→ Set task
For the entries that follow, tally the lines holding the string "不正确的一项是". Give the total and nothing else.

→ Material to process
******************************
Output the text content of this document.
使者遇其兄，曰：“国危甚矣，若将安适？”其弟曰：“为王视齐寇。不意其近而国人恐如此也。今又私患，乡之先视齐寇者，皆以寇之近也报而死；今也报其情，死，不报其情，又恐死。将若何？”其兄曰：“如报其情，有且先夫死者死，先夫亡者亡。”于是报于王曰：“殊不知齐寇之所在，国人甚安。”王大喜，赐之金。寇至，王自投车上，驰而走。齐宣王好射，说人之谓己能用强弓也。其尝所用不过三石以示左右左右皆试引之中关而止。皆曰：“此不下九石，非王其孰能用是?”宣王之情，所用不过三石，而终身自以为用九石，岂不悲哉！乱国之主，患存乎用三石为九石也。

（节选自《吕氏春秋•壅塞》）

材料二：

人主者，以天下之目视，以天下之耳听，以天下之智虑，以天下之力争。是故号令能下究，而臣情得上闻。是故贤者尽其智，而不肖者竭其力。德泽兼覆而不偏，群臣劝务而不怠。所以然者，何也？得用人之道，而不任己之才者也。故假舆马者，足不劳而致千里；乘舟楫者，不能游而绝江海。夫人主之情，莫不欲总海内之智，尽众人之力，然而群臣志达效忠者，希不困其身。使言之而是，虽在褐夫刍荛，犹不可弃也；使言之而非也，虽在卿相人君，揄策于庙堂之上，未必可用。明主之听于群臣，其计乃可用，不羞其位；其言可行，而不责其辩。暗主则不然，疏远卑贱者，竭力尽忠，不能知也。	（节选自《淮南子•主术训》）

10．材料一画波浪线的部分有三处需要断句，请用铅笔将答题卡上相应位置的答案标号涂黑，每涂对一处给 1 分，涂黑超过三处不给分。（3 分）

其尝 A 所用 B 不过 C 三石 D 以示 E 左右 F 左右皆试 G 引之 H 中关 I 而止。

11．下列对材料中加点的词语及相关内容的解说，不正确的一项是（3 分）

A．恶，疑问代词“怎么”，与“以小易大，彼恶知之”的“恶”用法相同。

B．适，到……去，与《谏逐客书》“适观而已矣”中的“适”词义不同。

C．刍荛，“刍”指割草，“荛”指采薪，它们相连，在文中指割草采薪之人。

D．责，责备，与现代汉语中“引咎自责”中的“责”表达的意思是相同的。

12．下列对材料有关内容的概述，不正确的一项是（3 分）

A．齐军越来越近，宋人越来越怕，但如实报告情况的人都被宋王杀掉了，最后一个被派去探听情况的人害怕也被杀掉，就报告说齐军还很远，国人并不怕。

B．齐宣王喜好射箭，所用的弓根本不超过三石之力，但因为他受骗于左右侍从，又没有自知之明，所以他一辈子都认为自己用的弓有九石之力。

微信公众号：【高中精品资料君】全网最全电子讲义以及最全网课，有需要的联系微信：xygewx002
******************************
→ Final answer
2